**Aim**
Below are records. Copy every line with "color" in it.

**The input**
============================================================

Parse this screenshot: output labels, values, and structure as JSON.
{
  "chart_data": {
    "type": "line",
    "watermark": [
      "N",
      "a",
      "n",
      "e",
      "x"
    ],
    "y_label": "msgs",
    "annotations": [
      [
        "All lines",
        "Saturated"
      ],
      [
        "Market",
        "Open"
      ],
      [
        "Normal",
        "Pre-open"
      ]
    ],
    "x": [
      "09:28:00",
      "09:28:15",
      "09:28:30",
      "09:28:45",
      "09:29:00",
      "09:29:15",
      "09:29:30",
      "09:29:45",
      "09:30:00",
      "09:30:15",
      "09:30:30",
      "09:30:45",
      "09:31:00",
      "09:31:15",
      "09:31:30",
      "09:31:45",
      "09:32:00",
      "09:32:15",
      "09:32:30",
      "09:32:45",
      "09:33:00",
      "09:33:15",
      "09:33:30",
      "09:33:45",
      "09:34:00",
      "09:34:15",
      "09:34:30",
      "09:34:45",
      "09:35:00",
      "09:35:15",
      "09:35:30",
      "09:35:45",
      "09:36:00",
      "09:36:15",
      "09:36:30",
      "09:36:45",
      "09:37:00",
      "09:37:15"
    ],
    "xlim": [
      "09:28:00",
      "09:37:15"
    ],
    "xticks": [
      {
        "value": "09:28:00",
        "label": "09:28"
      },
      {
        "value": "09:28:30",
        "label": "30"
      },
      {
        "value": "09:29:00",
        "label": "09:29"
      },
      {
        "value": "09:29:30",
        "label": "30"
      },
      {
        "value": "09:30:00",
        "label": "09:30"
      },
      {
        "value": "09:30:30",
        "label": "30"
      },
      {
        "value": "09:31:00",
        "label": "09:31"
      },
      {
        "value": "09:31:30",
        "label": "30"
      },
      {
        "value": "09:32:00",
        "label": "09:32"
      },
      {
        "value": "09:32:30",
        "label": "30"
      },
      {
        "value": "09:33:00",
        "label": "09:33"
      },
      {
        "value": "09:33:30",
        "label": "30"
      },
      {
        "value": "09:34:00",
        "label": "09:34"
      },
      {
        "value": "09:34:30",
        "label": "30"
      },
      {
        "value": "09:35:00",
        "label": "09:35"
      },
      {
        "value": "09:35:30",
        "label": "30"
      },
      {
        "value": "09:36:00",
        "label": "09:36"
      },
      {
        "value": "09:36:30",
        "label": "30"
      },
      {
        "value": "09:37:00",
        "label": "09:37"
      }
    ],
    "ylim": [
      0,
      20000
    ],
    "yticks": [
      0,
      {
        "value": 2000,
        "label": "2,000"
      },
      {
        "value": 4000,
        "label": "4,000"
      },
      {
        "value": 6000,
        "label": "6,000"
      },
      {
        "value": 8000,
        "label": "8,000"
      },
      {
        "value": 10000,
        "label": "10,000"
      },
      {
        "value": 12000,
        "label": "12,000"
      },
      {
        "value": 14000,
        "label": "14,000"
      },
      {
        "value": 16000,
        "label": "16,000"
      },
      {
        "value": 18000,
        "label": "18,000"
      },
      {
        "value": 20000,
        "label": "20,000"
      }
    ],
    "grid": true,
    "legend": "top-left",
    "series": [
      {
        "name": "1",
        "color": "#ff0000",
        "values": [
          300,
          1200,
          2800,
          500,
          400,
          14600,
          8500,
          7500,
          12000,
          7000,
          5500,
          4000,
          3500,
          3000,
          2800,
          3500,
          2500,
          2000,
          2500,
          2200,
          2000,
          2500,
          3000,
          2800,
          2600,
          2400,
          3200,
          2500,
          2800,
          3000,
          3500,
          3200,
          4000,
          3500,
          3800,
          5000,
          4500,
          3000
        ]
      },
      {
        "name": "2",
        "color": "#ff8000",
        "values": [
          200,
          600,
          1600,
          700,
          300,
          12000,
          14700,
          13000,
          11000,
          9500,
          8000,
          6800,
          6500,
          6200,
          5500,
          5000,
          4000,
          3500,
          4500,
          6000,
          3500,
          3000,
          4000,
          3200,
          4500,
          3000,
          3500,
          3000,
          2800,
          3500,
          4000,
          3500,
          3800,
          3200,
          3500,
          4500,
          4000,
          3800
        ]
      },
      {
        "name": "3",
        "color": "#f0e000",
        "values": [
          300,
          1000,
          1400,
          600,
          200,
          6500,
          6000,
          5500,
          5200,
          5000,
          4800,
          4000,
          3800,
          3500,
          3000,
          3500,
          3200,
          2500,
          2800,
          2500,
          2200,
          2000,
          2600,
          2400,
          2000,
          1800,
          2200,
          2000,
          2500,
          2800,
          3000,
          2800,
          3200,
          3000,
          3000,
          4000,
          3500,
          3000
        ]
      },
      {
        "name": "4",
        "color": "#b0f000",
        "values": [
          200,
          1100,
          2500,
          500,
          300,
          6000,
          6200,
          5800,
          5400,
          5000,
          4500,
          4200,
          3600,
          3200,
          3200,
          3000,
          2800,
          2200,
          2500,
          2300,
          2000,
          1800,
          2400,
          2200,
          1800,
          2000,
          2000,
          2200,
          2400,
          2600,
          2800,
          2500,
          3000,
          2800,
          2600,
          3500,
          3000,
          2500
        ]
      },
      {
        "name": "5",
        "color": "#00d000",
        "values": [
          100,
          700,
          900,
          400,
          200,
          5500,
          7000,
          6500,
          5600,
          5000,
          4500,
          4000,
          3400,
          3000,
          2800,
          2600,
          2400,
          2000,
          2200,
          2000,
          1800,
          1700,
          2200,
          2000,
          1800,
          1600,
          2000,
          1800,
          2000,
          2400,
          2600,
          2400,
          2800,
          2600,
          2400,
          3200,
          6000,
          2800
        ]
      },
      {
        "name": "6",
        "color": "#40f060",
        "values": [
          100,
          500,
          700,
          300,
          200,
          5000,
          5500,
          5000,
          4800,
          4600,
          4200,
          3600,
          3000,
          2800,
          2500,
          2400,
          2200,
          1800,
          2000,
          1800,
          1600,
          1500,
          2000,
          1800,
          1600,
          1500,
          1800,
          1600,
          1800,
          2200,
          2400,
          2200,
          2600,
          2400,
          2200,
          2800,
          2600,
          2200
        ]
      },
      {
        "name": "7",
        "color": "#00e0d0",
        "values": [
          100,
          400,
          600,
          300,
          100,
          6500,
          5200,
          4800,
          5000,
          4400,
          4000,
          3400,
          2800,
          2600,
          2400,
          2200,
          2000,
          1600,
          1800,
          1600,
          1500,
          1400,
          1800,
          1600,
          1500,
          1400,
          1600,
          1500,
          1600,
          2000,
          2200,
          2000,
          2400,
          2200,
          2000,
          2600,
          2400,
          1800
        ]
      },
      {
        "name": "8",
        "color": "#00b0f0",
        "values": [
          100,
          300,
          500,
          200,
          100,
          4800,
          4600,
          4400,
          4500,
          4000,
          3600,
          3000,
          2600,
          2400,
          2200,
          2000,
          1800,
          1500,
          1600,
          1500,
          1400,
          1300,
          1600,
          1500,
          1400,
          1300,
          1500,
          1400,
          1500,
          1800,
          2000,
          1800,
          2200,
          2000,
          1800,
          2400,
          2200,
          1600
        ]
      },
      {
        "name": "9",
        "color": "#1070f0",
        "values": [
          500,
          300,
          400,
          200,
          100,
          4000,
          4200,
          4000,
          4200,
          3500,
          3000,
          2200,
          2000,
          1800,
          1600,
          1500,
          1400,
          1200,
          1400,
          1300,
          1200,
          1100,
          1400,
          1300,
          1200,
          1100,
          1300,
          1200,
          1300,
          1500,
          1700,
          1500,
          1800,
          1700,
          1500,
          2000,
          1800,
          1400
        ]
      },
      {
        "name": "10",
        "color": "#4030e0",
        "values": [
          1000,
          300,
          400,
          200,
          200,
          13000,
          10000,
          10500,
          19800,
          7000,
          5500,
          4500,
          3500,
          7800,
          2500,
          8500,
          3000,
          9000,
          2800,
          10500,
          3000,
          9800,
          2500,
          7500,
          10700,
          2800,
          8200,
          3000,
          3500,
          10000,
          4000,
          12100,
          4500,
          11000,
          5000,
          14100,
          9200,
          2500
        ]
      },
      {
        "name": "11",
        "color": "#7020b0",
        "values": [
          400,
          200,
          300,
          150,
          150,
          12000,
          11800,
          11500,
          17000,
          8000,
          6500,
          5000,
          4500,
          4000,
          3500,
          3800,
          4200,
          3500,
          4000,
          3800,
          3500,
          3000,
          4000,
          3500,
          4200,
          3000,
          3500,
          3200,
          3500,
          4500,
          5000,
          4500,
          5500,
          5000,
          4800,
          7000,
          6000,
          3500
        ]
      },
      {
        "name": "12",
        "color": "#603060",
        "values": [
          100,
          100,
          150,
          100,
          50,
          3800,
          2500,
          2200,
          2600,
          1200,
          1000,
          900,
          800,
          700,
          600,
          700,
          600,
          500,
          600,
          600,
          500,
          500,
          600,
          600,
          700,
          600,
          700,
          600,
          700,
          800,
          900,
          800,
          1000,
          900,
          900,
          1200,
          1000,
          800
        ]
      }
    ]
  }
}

============================================================

**Complete answer**
        "color": "#ff0000",
        "color": "#ff8000",
        "color": "#f0e000",
        "color": "#b0f000",
        "color": "#00d000",
        "color": "#40f060",
        "color": "#00e0d0",
        "color": "#00b0f0",
        "color": "#1070f0",
        "color": "#4030e0",
        "color": "#7020b0",
        "color": "#603060",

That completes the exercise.